Stored data entries
==================================================

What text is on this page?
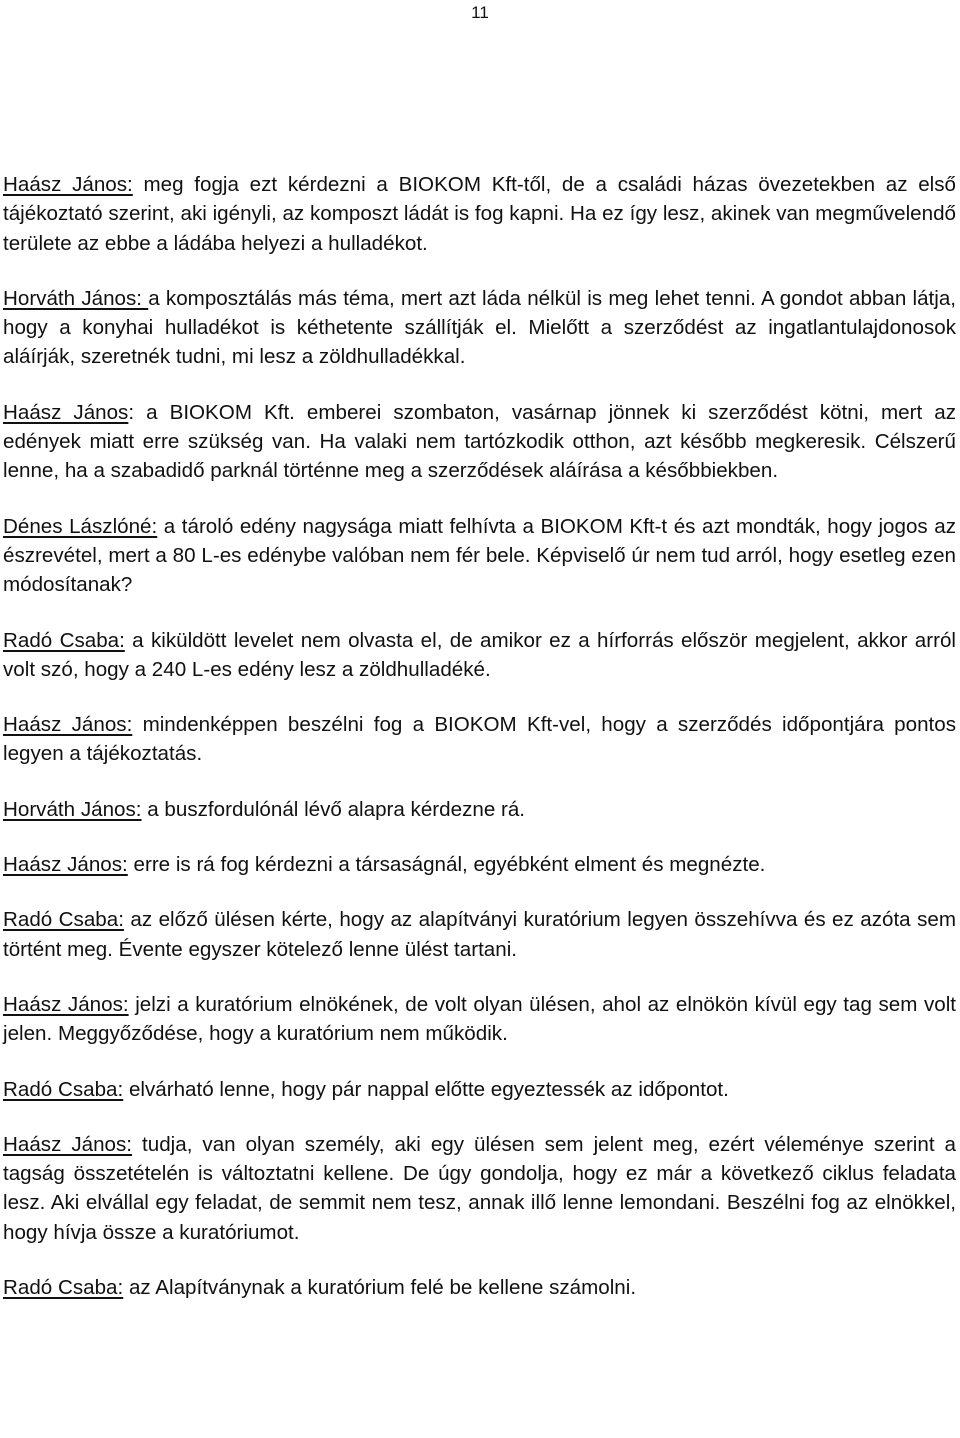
11

Haász János: meg fogja ezt kérdezni a BIOKOM Kft-től, de a családi házas övezetekben az első tájékoztató szerint, aki igényli, az komposzt ládát is fog kapni. Ha ez így lesz, akinek van megművelendő területe az ebbe a ládába helyezi a hulladékot.

Horváth János: a komposztálás más téma, mert azt láda nélkül is meg lehet tenni. A gondot abban látja, hogy a konyhai hulladékot is kéthetente szállítják el. Mielőtt a szerződést az ingatlantulajdonosok aláírják, szeretnék tudni, mi lesz a zöldhulladékkal.

Haász János: a BIOKOM Kft. emberei szombaton, vasárnap jönnek ki szerződést kötni, mert az edények miatt erre szükség van. Ha valaki nem tartózkodik otthon, azt később megkeresik. Célszerű lenne, ha a szabadidő parknál történne meg a szerződések aláírása a későbbiekben.

Dénes Lászlóné: a tároló edény nagysága miatt felhívta a BIOKOM Kft-t és azt mondták, hogy jogos az észrevétel, mert a 80 L-es edénybe valóban nem fér bele. Képviselő úr nem tud arról, hogy esetleg ezen módosítanak?

Radó Csaba: a kiküldött levelet nem olvasta el, de amikor ez a hírforrás először megjelent, akkor arról volt szó, hogy a 240 L-es edény lesz a zöldhulladéké.

Haász János: mindenképpen beszélni fog a BIOKOM Kft-vel, hogy a szerződés időpontjára pontos legyen a tájékoztatás.

Horváth János: a buszfordulónál lévő alapra kérdezne rá.

Haász János: erre is rá fog kérdezni a társaságnál, egyébként elment és megnézte.

Radó Csaba: az előző ülésen kérte, hogy az alapítványi kuratórium legyen összehívva és ez azóta sem történt meg. Évente egyszer kötelező lenne ülést tartani.

Haász János: jelzi a kuratórium elnökének, de volt olyan ülésen, ahol az elnökön kívül egy tag sem volt jelen. Meggyőződése, hogy a kuratórium nem működik.

Radó Csaba: elvárható lenne, hogy pár nappal előtte egyeztessék az időpontot.

Haász János: tudja, van olyan személy, aki egy ülésen sem jelent meg, ezért véleménye szerint a tagság összetételén is változtatni kellene. De úgy gondolja, hogy ez már a következő ciklus feladata lesz. Aki elvállal egy feladat, de semmit nem tesz, annak illő lenne lemondani. Beszélni fog az elnökkel, hogy hívja össze a kuratóriumot.

Radó Csaba: az Alapítványnak a kuratórium felé be kellene számolni.
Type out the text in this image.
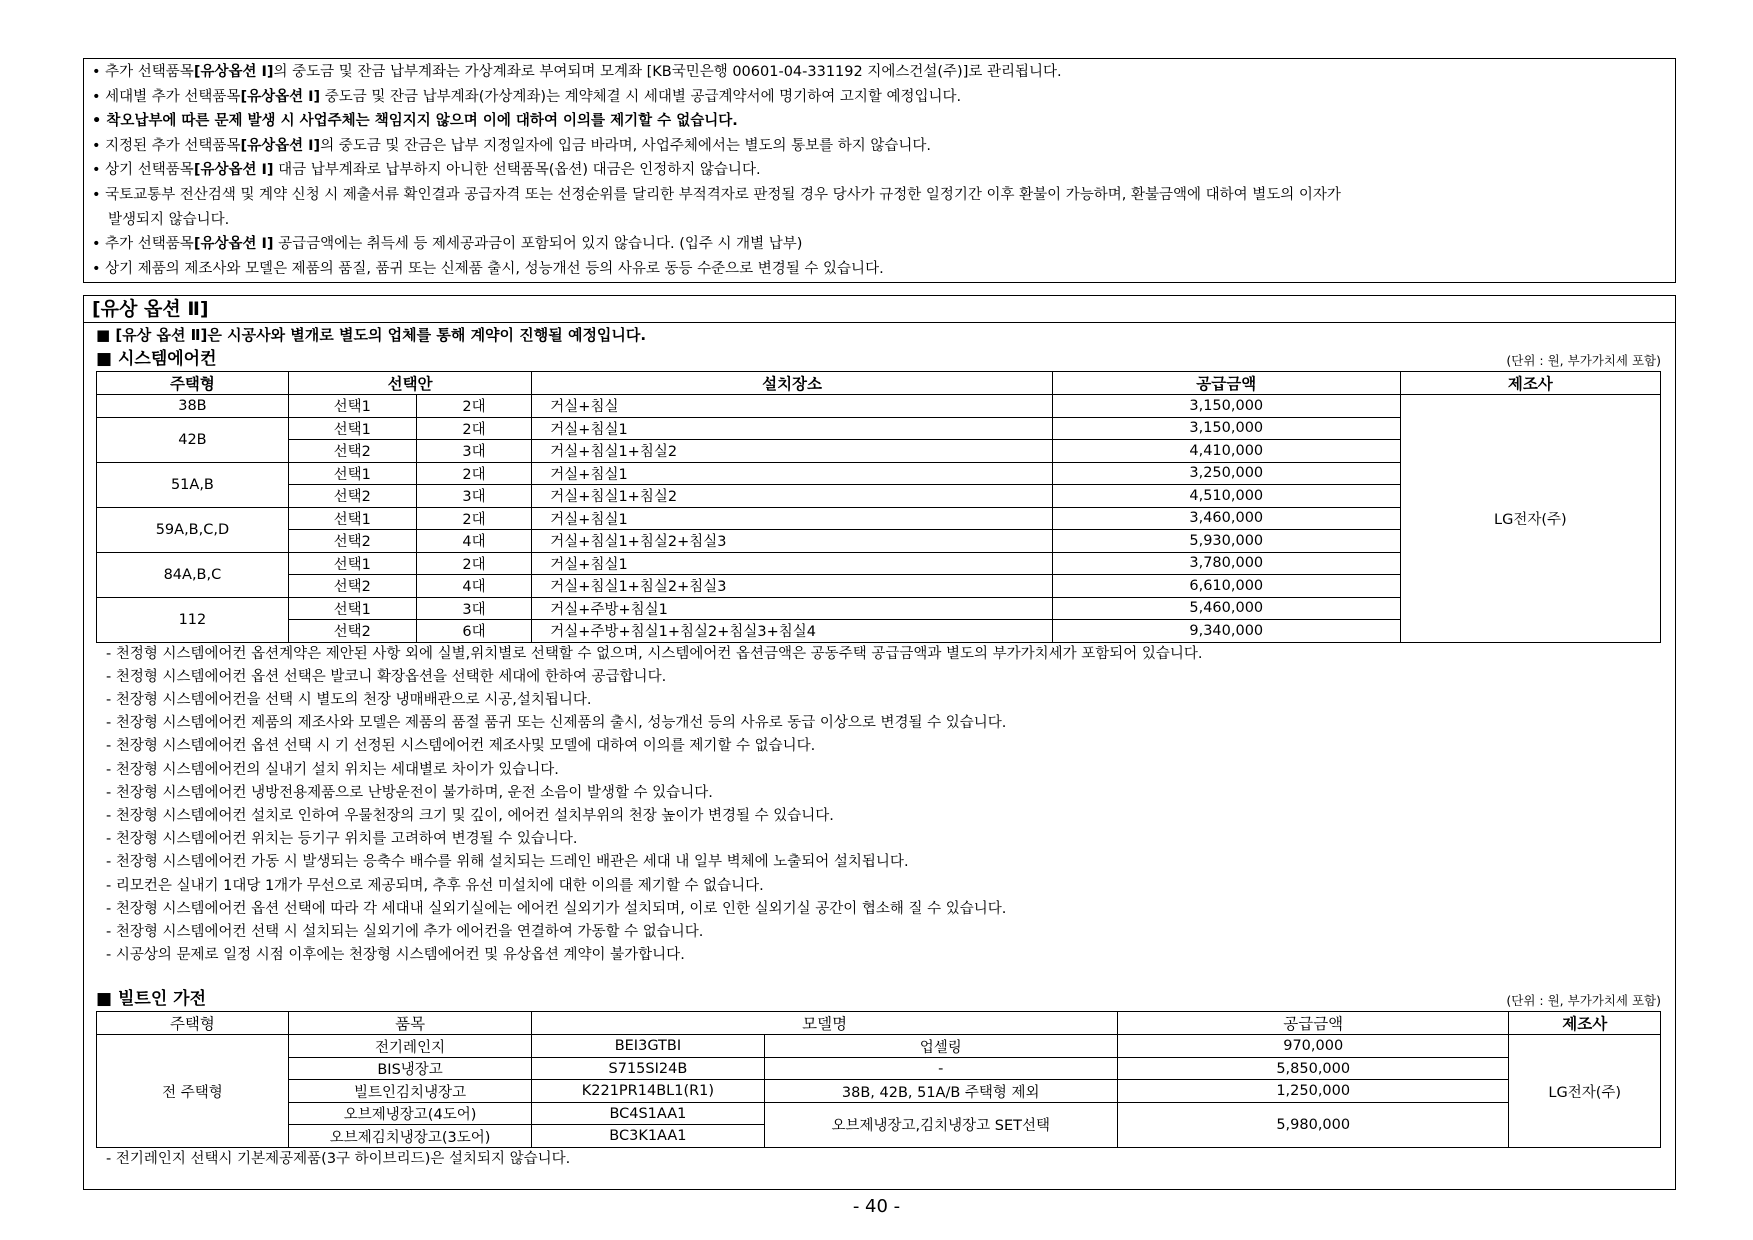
• 추가 선택품목[유상옵션 Ⅰ]의 중도금 및 잔금 납부계좌는 가상계좌로 부여되며 모계좌 [KB국민은행 00601-04-331192 지에스건설(주)]로 관리됩니다.
• 세대별 추가 선택품목[유상옵션 Ⅰ] 중도금 및 잔금 납부계좌(가상계좌)는 계약체결 시 세대별 공급계약서에 명기하여 고지할 예정입니다.
• 착오납부에 따른 문제 발생 시 사업주체는 책임지지 않으며 이에 대하여 이의를 제기할 수 없습니다.
• 지정된 추가 선택품목[유상옵션 Ⅰ]의 중도금 및 잔금은 납부 지정일자에 입금 바라며, 사업주체에서는 별도의 통보를 하지 않습니다.
• 상기 선택품목[유상옵션 Ⅰ] 대금 납부계좌로 납부하지 아니한 선택품목(옵션) 대금은 인정하지 않습니다.
• 국토교통부 전산검색 및 계약 신청 시 제출서류 확인결과 공급자격 또는 선정순위를 달리한 부적격자로 판정될 경우 당사가 규정한 일정기간 이후 환불이 가능하며, 환불금액에 대하여 별도의 이자가
발생되지 않습니다.
• 추가 선택품목[유상옵션 Ⅰ] 공급금액에는 취득세 등 제세공과금이 포함되어 있지 않습니다. (입주 시 개별 납부)
• 상기 제품의 제조사와 모델은 제품의 품질, 품귀 또는 신제품 출시, 성능개선 등의 사유로 동등 수준으로 변경될 수 있습니다.
[유상 옵션 Ⅱ]
■ [유상 옵션 Ⅱ]은 시공사와 별개로 별도의 업체를 통해 계약이 진행될 예정입니다.
■ 시스템에어컨	(단위 : 원, 부가가치세 포함)
주택형	선택안		설치장소	공급금액	제조사
38B	선택1	2대	거실+침실	3,150,000	LG전자(주)
42B	선택1	2대	거실+침실1	3,150,000	
	선택2	3대	거실+침실1+침실2	4,410,000	
51A,B	선택1	2대	거실+침실1	3,250,000	
	선택2	3대	거실+침실1+침실2	4,510,000	
59A,B,C,D	선택1	2대	거실+침실1	3,460,000	
	선택2	4대	거실+침실1+침실2+침실3	5,930,000	
84A,B,C	선택1	2대	거실+침실1	3,780,000	
	선택2	4대	거실+침실1+침실2+침실3	6,610,000	
112	선택1	3대	거실+주방+침실1	5,460,000	
	선택2	6대	거실+주방+침실1+침실2+침실3+침실4	9,340,000	
- 천정형 시스템에어컨 옵션계약은 제안된 사항 외에 실별,위치별로 선택할 수 없으며, 시스템에어컨 옵션금액은 공동주택 공급금액과 별도의 부가가치세가 포함되어 있습니다.
- 천정형 시스템에어컨 옵션 선택은 발코니 확장옵션을 선택한 세대에 한하여 공급합니다.
- 천장형 시스템에어컨을 선택 시 별도의 천장 냉매배관으로 시공,설치됩니다.
- 천장형 시스템에어컨 제품의 제조사와 모델은 제품의 품절 품귀 또는 신제품의 출시, 성능개선 등의 사유로 동급 이상으로 변경될 수 있습니다.
- 천장형 시스템에어컨 옵션 선택 시 기 선정된 시스템에어컨 제조사및 모델에 대하여 이의를 제기할 수 없습니다.
- 천장형 시스템에어컨의 실내기 설치 위치는 세대별로 차이가 있습니다.
- 천장형 시스템에어컨 냉방전용제품으로 난방운전이 불가하며, 운전 소음이 발생할 수 있습니다.
- 천장형 시스템에어컨 설치로 인하여 우물천장의 크기 및 깊이, 에어컨 설치부위의 천장 높이가 변경될 수 있습니다.
- 천장형 시스템에어컨 위치는 등기구 위치를 고려하여 변경될 수 있습니다.
- 천장형 시스템에어컨 가동 시 발생되는 응축수 배수를 위해 설치되는 드레인 배관은 세대 내 일부 벽체에 노출되어 설치됩니다.
- 리모컨은 실내기 1대당 1개가 무선으로 제공되며, 추후 유선 미설치에 대한 이의를 제기할 수 없습니다.
- 천장형 시스템에어컨 옵션 선택에 따라 각 세대내 실외기실에는 에어컨 실외기가 설치되며, 이로 인한 실외기실 공간이 협소해 질 수 있습니다.
- 천장형 시스템에어컨 선택 시 설치되는 실외기에 추가 에어컨을 연결하여 가동할 수 없습니다.
- 시공상의 문제로 일정 시점 이후에는 천장형 시스템에어컨 및 유상옵션 계약이 불가합니다.
■ 빌트인 가전	(단위 : 원, 부가가치세 포함)
주택형	품목	모델명		공급금액	제조사
전 주택형	전기레인지	BEI3GTBI	업셀링	970,000	LG전자(주)
	BIS냉장고	S715SI24B	-	5,850,000	
	빌트인김치냉장고	K221PR14BL1(R1)	38B, 42B, 51A/B 주택형 제외	1,250,000	
	오브제냉장고(4도어)	BC4S1AA1	오브제냉장고,김치냉장고 SET선택	5,980,000	
	오브제김치냉장고(3도어)	BC3K1AA1			
- 전기레인지 선택시 기본제공제품(3구 하이브리드)은 설치되지 않습니다.
- 40 -
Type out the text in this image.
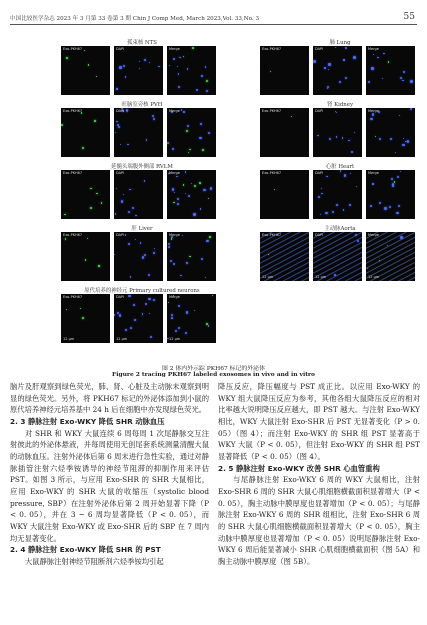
中国比较医学杂志 2023 年 3 月第 33 卷第 3 期 Chin J Comp Med, March 2023,Vol. 33,No. 3	55
孤束核 NTS
Exo-PKH67	DAPI	Merge
旺脑室旁核 PVH
Exo-PKH67	DAPI	Merge
延髓头端腹外侧部 RVLM
Exo-PKH67	DAPI	Merge
肝 Liver
Exo-PKH67	DAPI	Merge
原代培养的神经元 Primary cultured neurons
Exo-PKH67
12 µm
DAPI
12 µm
Merge
12 µm
肺 Lung
Exo-PKH67	DAPI	Merge
肾 Kidney
Exo-PKH67	DAPI	Merge
心脏 Heart
Exo-PKH67	DAPI	Merge
主动脉Aorta
Exo-PKH67
12 µm
DAPI
12 µm
Merge
12 µm
图 2 体内外示踪 PKH67 标记的外泌体
Figure 2 tracing PKH67 labeled exosomes in vivo and in vitro

脑片及肝观察到绿色荧光，肺、肾、心脏及主动脉未观察到明显的绿色荧光。另外，将 PKH67 标记的外泌体添加到小鼠的原代培养神经元培养基中 24 h 后在细胞中亦发现绿色荧光。

2. 3 静脉注射 Exo-WKY 降低 SHR 动脉血压

对 SHR 和 WKY 大鼠连续 6 周每周 1 次尾静脉交互注射彼此的外泌体悬液，并每周使用无创尾套系统测量清醒大鼠的动脉血压。注射外泌体后第 6 周末进行急性实验，通过对静脉插管注射六烃季铵诱导的神经节阻滞的抑制作用来评估 PST。如图 3 所示，与应用 Exo-SHR 的 SHR 大鼠相比，应用 Exo-WKY 的 SHR 大鼠的收缩压（systolic blood pressure, SBP）在注射外泌体后第 2 周开始显著下降（P < 0. 05），并在 3 ~ 6 周均显著降低（P < 0. 05），而 WKY 大鼠注射 Exo-WKY 或 Exo-SHR 后的 SBP 在 7 周内均无显著变化。

2. 4 静脉注射 Exo-WKY 降低 SHR 的 PST

大鼠静脉注射神经节阻断剂六烃季铵均引起

降压反应，降压幅度与 PST 成正比。以应用 Exo-WKY 的 WKY 组大鼠降压反应为参考，其他各组大鼠降压反应的相对比率越大说明降压反应越大，即 PST 越大。与注射 Exo-WKY 相比，WKY 大鼠注射 Exo-SHR 后 PST 无显著变化（P > 0. 05）（图 4）；而注射 Exo-WKY 的 SHR 组 PST 显著高于 WKY 大鼠（P < 0. 05），但注射 Exo-WKY 的 SHR 组 PST 显著降低（P < 0. 05）（图 4）。

2. 5 静脉注射 Exo-WKY 改善 SHR 心血管重构

与尾静脉注射 Exo-WKY 6 周的 WKY 大鼠相比，注射 Exo-SHR 6 周的 SHR 大鼠心肌细胞横截面积显著增大（P < 0. 05），胸主动脉中膜厚度也显著增加（P < 0. 05）；与尾静脉注射 Exo-WKY 6 周的 SHR 组相比，注射 Exo-SHR 6 周的 SHR 大鼠心肌细胞横截面积显著增大（P < 0. 05），胸主动脉中膜厚度也显著增加（P < 0. 05）说明尾静脉注射 Exo-WKY 6 周后能显著减小 SHR 心肌细胞横截面积（图 5A）和胸主动脉中膜厚度（图 5B）。
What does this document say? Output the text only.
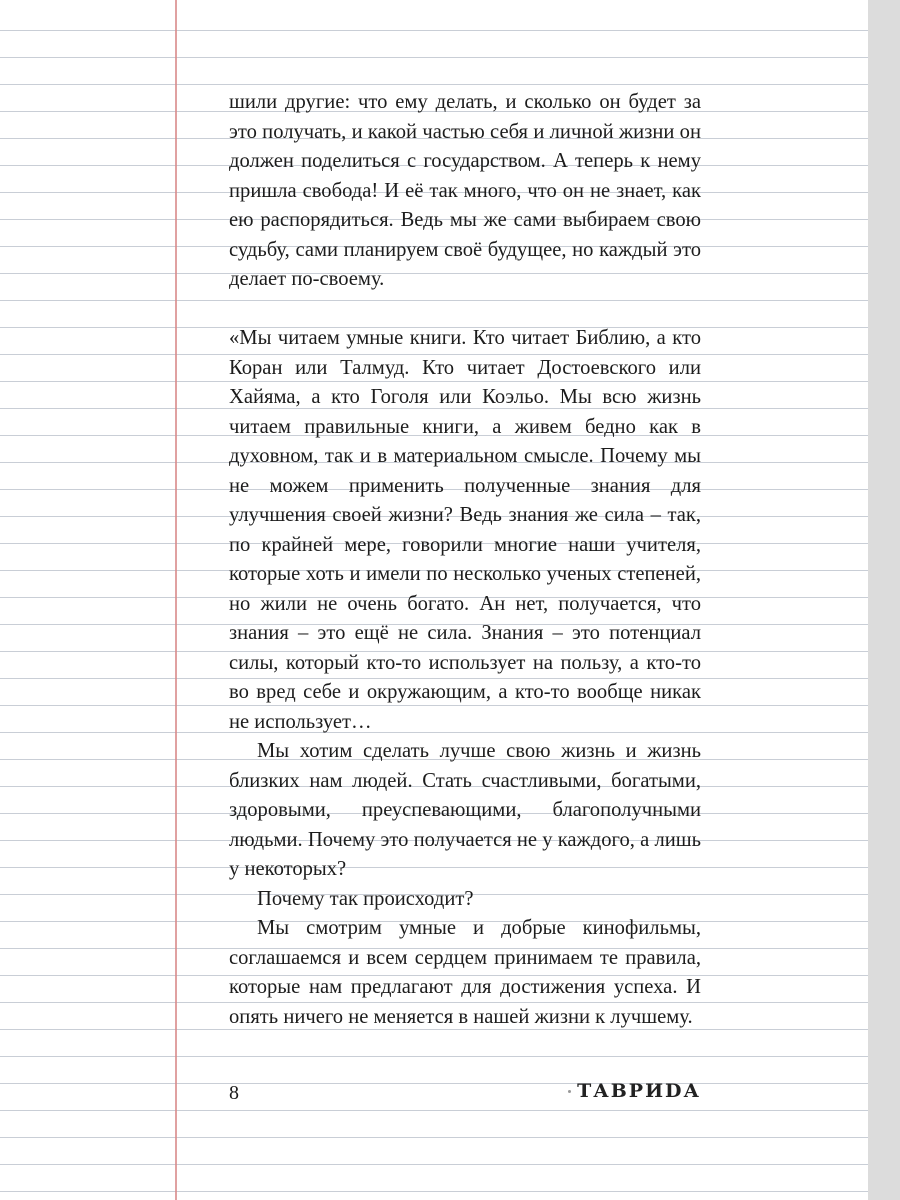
шили другие: что ему делать, и сколько он будет за это получать, и какой частью себя и личной жизни он должен поделиться с государством. А теперь к нему пришла свобода! И её так много, что он не знает, как ею распорядиться. Ведь мы же сами выбираем свою судьбу, сами планируем своё будущее, но каждый это делает по-своему.

«Мы читаем умные книги. Кто читает Библию, а кто Коран или Талмуд. Кто читает Достоевского или Хайяма, а кто Гоголя или Коэльо. Мы всю жизнь читаем правильные книги, а живем бедно как в духовном, так и в материальном смысле. Почему мы не можем применить полученные знания для улучшения своей жизни? Ведь знания же сила – так, по крайней мере, говорили многие наши учителя, которые хоть и имели по несколько ученых степеней, но жили не очень богато. Ан нет, получается, что знания – это ещё не сила. Знания – это потенциал силы, который кто-то использует на пользу, а кто-то во вред себе и окружающим, а кто-то вообще никак не использует…

Мы хотим сделать лучше свою жизнь и жизнь близких нам людей. Стать счастливыми, богатыми, здоровыми, преуспевающими, благополучными людьми. Почему это получается не у каждого, а лишь у некоторых?

Почему так происходит?

Мы смотрим умные и добрые кинофильмы, соглашаемся и всем сердцем принимаем те правила, которые нам предлагают для достижения успеха. И опять ничего не меняется в нашей жизни к лучшему.

8	ТАВРИDА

==================================================

AIM ->
Isolate each line of the listing above that includes "있습니다". Copy it.

COMPLETE OUTPUT ->
• 상기 제품의 제조사와 모델은 제품의 품질, 품귀 또는 신제품 출시, 성능개선 등의 사유로 동등 수준으로 변경될 수 있습니다.
- 천정형 시스템에어컨 옵션계약은 제안된 사항 외에 실별,위치별로 선택할 수 없으며, 시스템에어컨 옵션금액은 공동주택 공급금액과 별도의 부가가치세가 포함되어 있습니다.
- 천장형 시스템에어컨 제품의 제조사와 모델은 제품의 품절 품귀 또는 신제품의 출시, 성능개선 등의 사유로 동급 이상으로 변경될 수 있습니다.
- 천장형 시스템에어컨의 실내기 설치 위치는 세대별로 차이가 있습니다.
- 천장형 시스템에어컨 냉방전용제품으로 난방운전이 불가하며, 운전 소음이 발생할 수 있습니다.
- 천장형 시스템에어컨 설치로 인하여 우물천장의 크기 및 깊이, 에어컨 설치부위의 천장 높이가 변경될 수 있습니다.
- 천장형 시스템에어컨 위치는 등기구 위치를 고려하여 변경될 수 있습니다.
- 천장형 시스템에어컨 옵션 선택에 따라 각 세대내 실외기실에는 에어컨 실외기가 설치되며, 이로 인한 실외기실 공간이 협소해 질 수 있습니다.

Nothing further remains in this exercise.